WHAT IS ASKED
Leaving out the pictures, transcribe all of the records faithfully.

(Dataset excerpts)
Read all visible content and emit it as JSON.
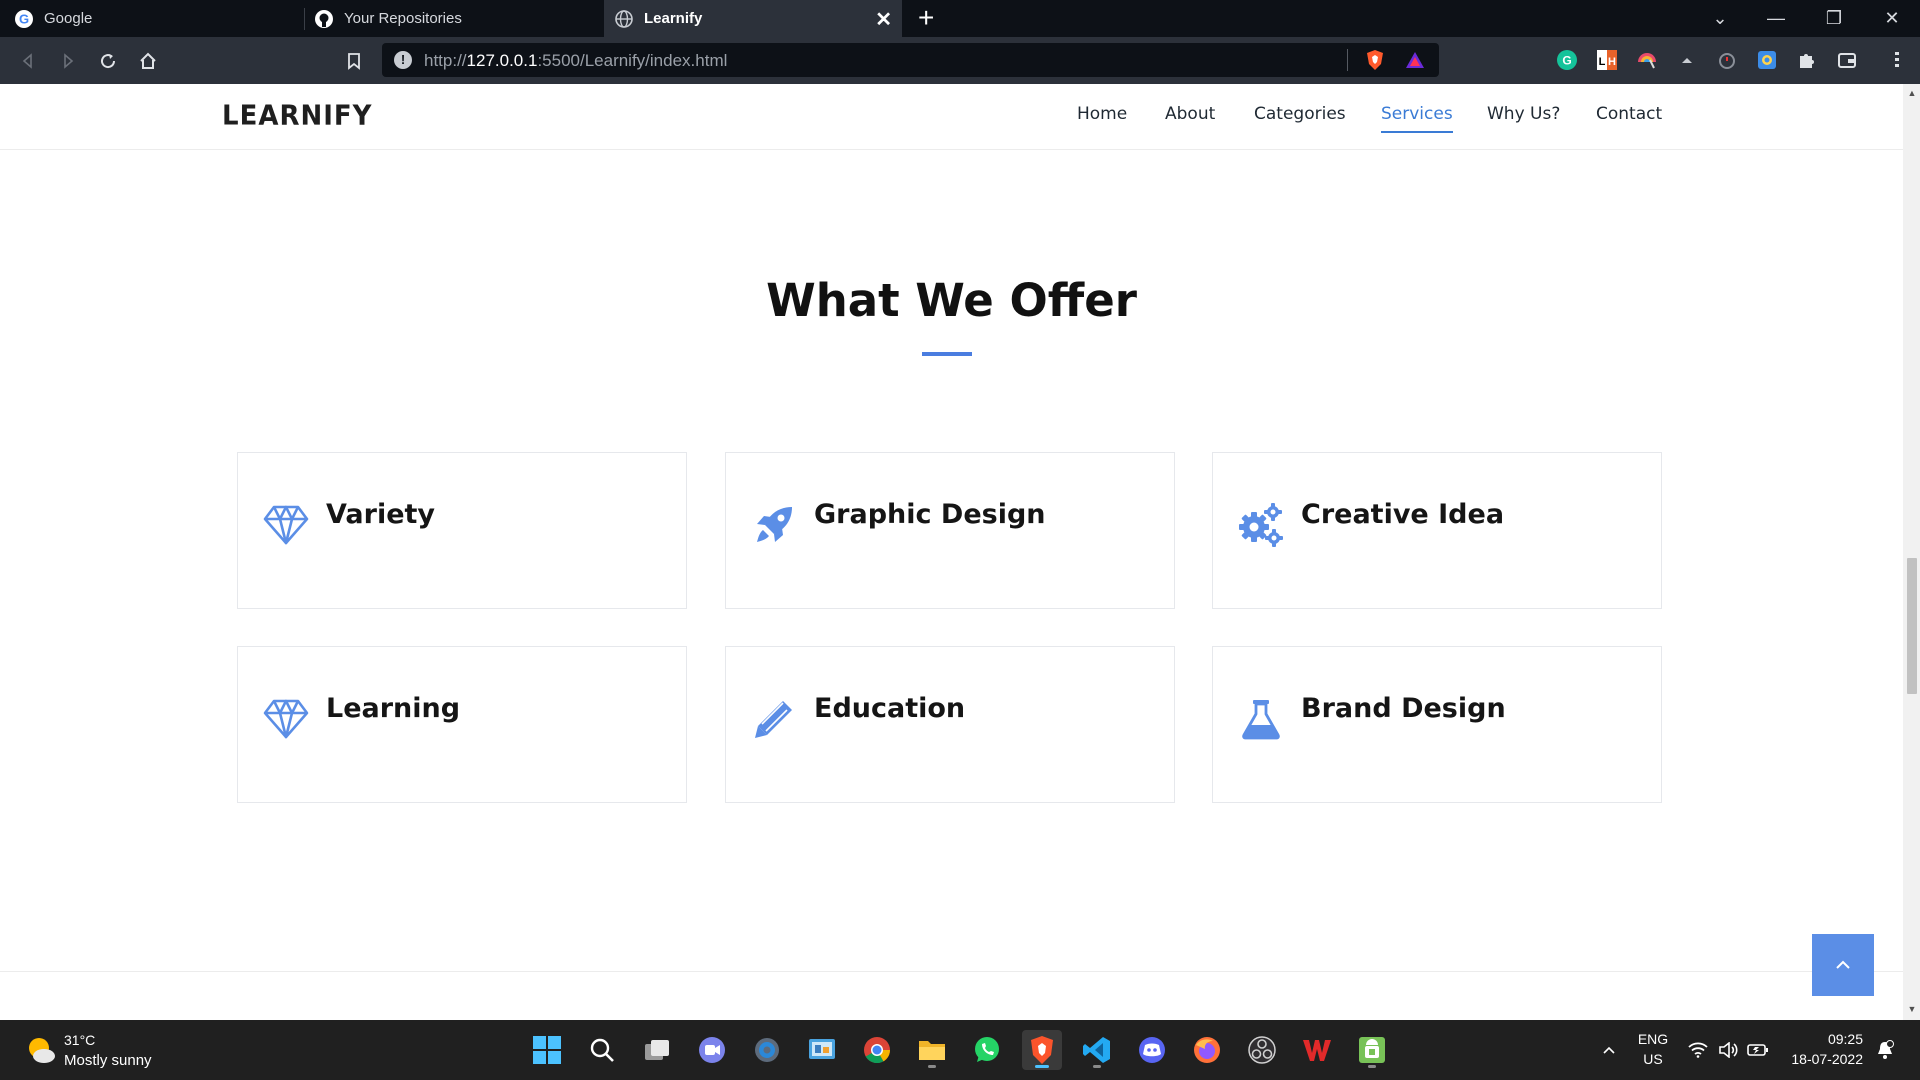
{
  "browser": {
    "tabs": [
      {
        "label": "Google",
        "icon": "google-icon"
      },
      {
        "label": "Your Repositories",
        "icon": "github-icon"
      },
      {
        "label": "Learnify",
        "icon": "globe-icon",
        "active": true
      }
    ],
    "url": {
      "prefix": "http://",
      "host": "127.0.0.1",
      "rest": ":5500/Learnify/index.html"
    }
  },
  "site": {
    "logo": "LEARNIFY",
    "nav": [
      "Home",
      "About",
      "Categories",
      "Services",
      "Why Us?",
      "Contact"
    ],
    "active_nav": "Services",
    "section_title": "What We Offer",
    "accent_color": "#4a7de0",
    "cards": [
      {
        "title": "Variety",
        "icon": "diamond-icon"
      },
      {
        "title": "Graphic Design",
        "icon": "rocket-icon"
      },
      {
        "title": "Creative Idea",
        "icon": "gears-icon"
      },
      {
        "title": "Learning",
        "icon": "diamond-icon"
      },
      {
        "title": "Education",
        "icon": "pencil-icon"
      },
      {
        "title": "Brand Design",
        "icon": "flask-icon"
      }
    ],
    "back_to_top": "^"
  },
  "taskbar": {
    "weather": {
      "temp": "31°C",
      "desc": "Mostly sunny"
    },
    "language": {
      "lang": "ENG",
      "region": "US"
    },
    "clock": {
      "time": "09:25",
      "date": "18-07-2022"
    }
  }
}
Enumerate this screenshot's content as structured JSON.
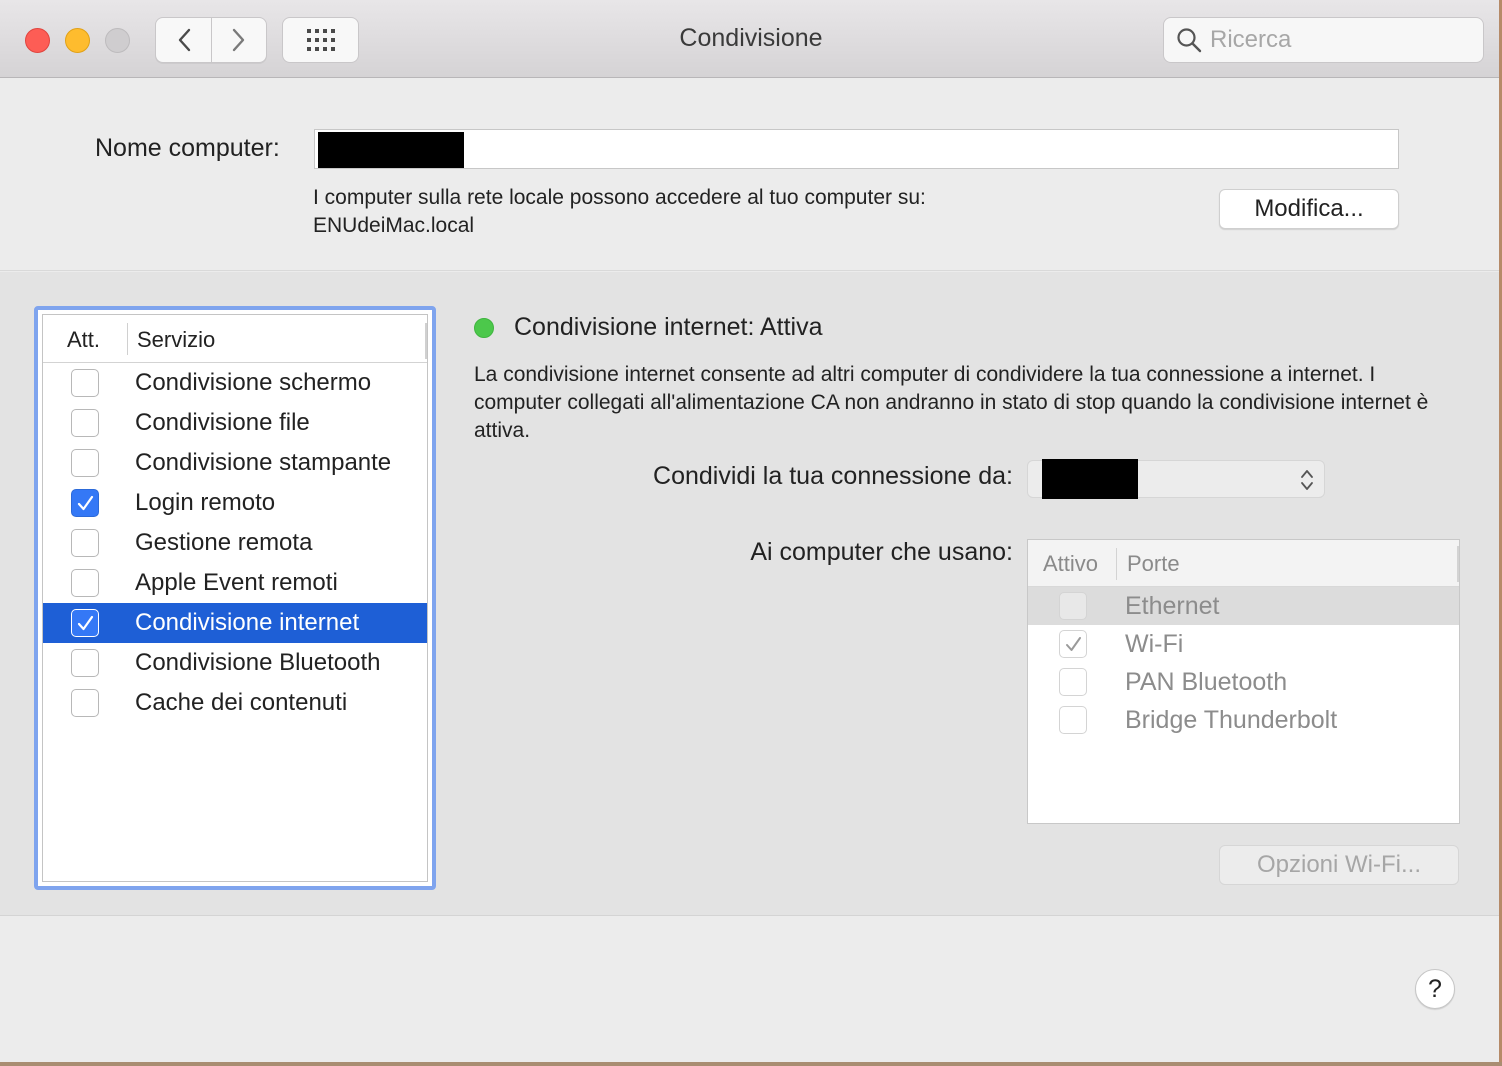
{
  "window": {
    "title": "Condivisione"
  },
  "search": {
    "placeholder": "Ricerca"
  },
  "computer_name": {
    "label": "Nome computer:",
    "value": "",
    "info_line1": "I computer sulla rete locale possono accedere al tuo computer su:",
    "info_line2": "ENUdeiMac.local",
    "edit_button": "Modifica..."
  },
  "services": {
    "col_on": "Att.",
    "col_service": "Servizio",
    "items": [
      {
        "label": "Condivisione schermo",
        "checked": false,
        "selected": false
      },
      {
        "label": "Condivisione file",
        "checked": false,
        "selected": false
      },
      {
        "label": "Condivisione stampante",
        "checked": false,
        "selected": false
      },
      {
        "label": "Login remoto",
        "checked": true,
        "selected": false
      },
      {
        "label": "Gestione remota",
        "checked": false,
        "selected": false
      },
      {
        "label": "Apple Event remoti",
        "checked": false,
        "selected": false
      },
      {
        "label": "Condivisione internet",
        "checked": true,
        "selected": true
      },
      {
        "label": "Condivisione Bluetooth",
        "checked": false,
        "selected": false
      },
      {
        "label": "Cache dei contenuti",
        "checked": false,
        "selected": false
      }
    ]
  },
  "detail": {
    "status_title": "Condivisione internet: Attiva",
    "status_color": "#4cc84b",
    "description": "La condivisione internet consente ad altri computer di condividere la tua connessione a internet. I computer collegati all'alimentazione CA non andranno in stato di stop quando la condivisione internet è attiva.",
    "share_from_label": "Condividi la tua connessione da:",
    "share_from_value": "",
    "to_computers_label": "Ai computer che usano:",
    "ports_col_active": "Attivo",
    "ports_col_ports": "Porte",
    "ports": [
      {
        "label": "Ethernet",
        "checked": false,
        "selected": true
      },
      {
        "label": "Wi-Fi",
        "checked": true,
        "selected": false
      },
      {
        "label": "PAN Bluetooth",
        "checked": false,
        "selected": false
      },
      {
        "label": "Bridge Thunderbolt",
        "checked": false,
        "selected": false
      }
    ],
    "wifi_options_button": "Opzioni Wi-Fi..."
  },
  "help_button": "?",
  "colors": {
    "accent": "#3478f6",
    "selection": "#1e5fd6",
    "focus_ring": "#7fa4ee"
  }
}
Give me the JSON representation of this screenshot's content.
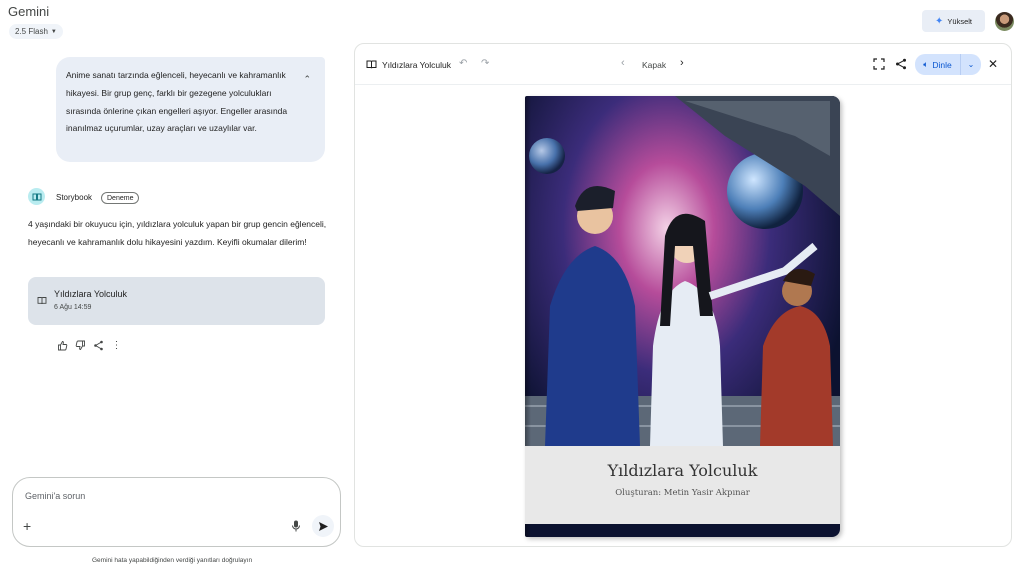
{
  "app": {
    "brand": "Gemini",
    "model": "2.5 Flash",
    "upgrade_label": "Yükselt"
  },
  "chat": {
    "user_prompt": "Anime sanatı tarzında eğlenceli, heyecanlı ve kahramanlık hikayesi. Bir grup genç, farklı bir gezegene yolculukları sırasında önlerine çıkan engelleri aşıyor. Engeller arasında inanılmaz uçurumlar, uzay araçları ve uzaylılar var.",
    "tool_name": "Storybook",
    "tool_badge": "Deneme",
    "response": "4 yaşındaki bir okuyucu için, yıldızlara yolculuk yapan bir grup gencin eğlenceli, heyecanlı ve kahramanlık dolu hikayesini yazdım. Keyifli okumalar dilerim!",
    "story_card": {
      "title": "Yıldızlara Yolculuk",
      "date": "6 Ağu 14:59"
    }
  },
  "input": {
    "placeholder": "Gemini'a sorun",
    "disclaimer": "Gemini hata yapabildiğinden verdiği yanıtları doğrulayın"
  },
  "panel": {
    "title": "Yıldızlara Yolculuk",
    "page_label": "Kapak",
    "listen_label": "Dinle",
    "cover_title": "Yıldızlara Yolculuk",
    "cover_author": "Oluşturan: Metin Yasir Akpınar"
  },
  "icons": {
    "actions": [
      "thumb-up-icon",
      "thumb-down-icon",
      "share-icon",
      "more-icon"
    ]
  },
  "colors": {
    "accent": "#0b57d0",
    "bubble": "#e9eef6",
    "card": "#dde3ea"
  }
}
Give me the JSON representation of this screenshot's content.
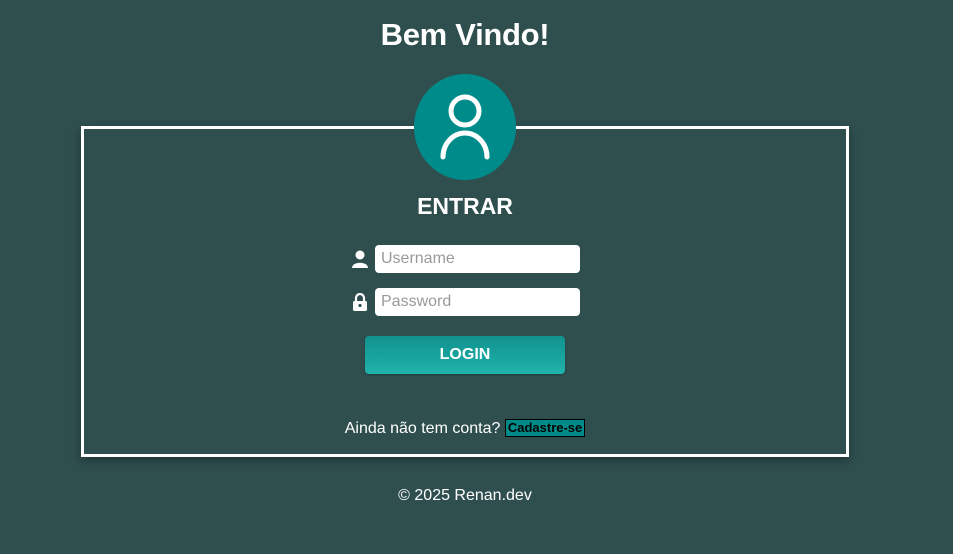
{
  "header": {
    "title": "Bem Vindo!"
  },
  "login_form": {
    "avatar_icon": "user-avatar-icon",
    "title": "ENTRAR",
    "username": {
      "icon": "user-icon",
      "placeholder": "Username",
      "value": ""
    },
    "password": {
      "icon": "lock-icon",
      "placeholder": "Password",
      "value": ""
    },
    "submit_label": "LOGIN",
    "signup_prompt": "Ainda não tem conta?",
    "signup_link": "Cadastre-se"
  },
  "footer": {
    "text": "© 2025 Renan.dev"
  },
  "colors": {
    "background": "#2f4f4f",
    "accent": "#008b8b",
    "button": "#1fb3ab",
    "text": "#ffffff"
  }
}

ANSWER FOR THE TASK
Read all visible content and emit it as JSON.
{
  "browser": {
    "tabs": [
      {
        "label": "Google",
        "icon": "google-icon"
      },
      {
        "label": "Your Repositories",
        "icon": "github-icon"
      },
      {
        "label": "Learnify",
        "icon": "globe-icon",
        "active": true
      }
    ],
    "url": {
      "prefix": "http://",
      "host": "127.0.0.1",
      "rest": ":5500/Learnify/index.html"
    }
  },
  "site": {
    "logo": "LEARNIFY",
    "nav": [
      "Home",
      "About",
      "Categories",
      "Services",
      "Why Us?",
      "Contact"
    ],
    "active_nav": "Services",
    "section_title": "What We Offer",
    "accent_color": "#4a7de0",
    "cards": [
      {
        "title": "Variety",
        "icon": "diamond-icon"
      },
      {
        "title": "Graphic Design",
        "icon": "rocket-icon"
      },
      {
        "title": "Creative Idea",
        "icon": "gears-icon"
      },
      {
        "title": "Learning",
        "icon": "diamond-icon"
      },
      {
        "title": "Education",
        "icon": "pencil-icon"
      },
      {
        "title": "Brand Design",
        "icon": "flask-icon"
      }
    ],
    "back_to_top": "^"
  },
  "taskbar": {
    "weather": {
      "temp": "31°C",
      "desc": "Mostly sunny"
    },
    "language": {
      "lang": "ENG",
      "region": "US"
    },
    "clock": {
      "time": "09:25",
      "date": "18-07-2022"
    }
  }
}
Enumerate this screenshot's content as structured JSON.
{
  "window": {
    "title": "Condivisione"
  },
  "search": {
    "placeholder": "Ricerca"
  },
  "computer_name": {
    "label": "Nome computer:",
    "value": "",
    "info_line1": "I computer sulla rete locale possono accedere al tuo computer su:",
    "info_line2": "ENUdeiMac.local",
    "edit_button": "Modifica..."
  },
  "services": {
    "col_on": "Att.",
    "col_service": "Servizio",
    "items": [
      {
        "label": "Condivisione schermo",
        "checked": false,
        "selected": false
      },
      {
        "label": "Condivisione file",
        "checked": false,
        "selected": false
      },
      {
        "label": "Condivisione stampante",
        "checked": false,
        "selected": false
      },
      {
        "label": "Login remoto",
        "checked": true,
        "selected": false
      },
      {
        "label": "Gestione remota",
        "checked": false,
        "selected": false
      },
      {
        "label": "Apple Event remoti",
        "checked": false,
        "selected": false
      },
      {
        "label": "Condivisione internet",
        "checked": true,
        "selected": true
      },
      {
        "label": "Condivisione Bluetooth",
        "checked": false,
        "selected": false
      },
      {
        "label": "Cache dei contenuti",
        "checked": false,
        "selected": false
      }
    ]
  },
  "detail": {
    "status_title": "Condivisione internet: Attiva",
    "status_color": "#4cc84b",
    "description": "La condivisione internet consente ad altri computer di condividere la tua connessione a internet. I computer collegati all'alimentazione CA non andranno in stato di stop quando la condivisione internet è attiva.",
    "share_from_label": "Condividi la tua connessione da:",
    "share_from_value": "",
    "to_computers_label": "Ai computer che usano:",
    "ports_col_active": "Attivo",
    "ports_col_ports": "Porte",
    "ports": [
      {
        "label": "Ethernet",
        "checked": false,
        "selected": true
      },
      {
        "label": "Wi-Fi",
        "checked": true,
        "selected": false
      },
      {
        "label": "PAN Bluetooth",
        "checked": false,
        "selected": false
      },
      {
        "label": "Bridge Thunderbolt",
        "checked": false,
        "selected": false
      }
    ],
    "wifi_options_button": "Opzioni Wi-Fi..."
  },
  "help_button": "?",
  "colors": {
    "accent": "#3478f6",
    "selection": "#1e5fd6",
    "focus_ring": "#7fa4ee"
  }
}
Give me the JSON representation of this screenshot's content.
{
  "app": {
    "brand": "Gemini",
    "model": "2.5 Flash",
    "upgrade_label": "Yükselt"
  },
  "chat": {
    "user_prompt": "Anime sanatı tarzında eğlenceli, heyecanlı ve kahramanlık hikayesi. Bir grup genç, farklı bir gezegene yolculukları sırasında önlerine çıkan engelleri aşıyor. Engeller arasında inanılmaz uçurumlar, uzay araçları ve uzaylılar var.",
    "tool_name": "Storybook",
    "tool_badge": "Deneme",
    "response": "4 yaşındaki bir okuyucu için, yıldızlara yolculuk yapan bir grup gencin eğlenceli, heyecanlı ve kahramanlık dolu hikayesini yazdım. Keyifli okumalar dilerim!",
    "story_card": {
      "title": "Yıldızlara Yolculuk",
      "date": "6 Ağu 14:59"
    }
  },
  "input": {
    "placeholder": "Gemini'a sorun",
    "disclaimer": "Gemini hata yapabildiğinden verdiği yanıtları doğrulayın"
  },
  "panel": {
    "title": "Yıldızlara Yolculuk",
    "page_label": "Kapak",
    "listen_label": "Dinle",
    "cover_title": "Yıldızlara Yolculuk",
    "cover_author": "Oluşturan: Metin Yasir Akpınar"
  },
  "icons": {
    "actions": [
      "thumb-up-icon",
      "thumb-down-icon",
      "share-icon",
      "more-icon"
    ]
  },
  "colors": {
    "accent": "#0b57d0",
    "bubble": "#e9eef6",
    "card": "#dde3ea"
  }
}
Give me the JSON representation of this screenshot's content.
{
  "header": {
    "title": "Bem Vindo!"
  },
  "login_form": {
    "avatar_icon": "user-avatar-icon",
    "title": "ENTRAR",
    "username": {
      "icon": "user-icon",
      "placeholder": "Username",
      "value": ""
    },
    "password": {
      "icon": "lock-icon",
      "placeholder": "Password",
      "value": ""
    },
    "submit_label": "LOGIN",
    "signup_prompt": "Ainda não tem conta?",
    "signup_link": "Cadastre-se"
  },
  "footer": {
    "text": "© 2025 Renan.dev"
  },
  "colors": {
    "background": "#2f4f4f",
    "accent": "#008b8b",
    "button": "#1fb3ab",
    "text": "#ffffff"
  }
}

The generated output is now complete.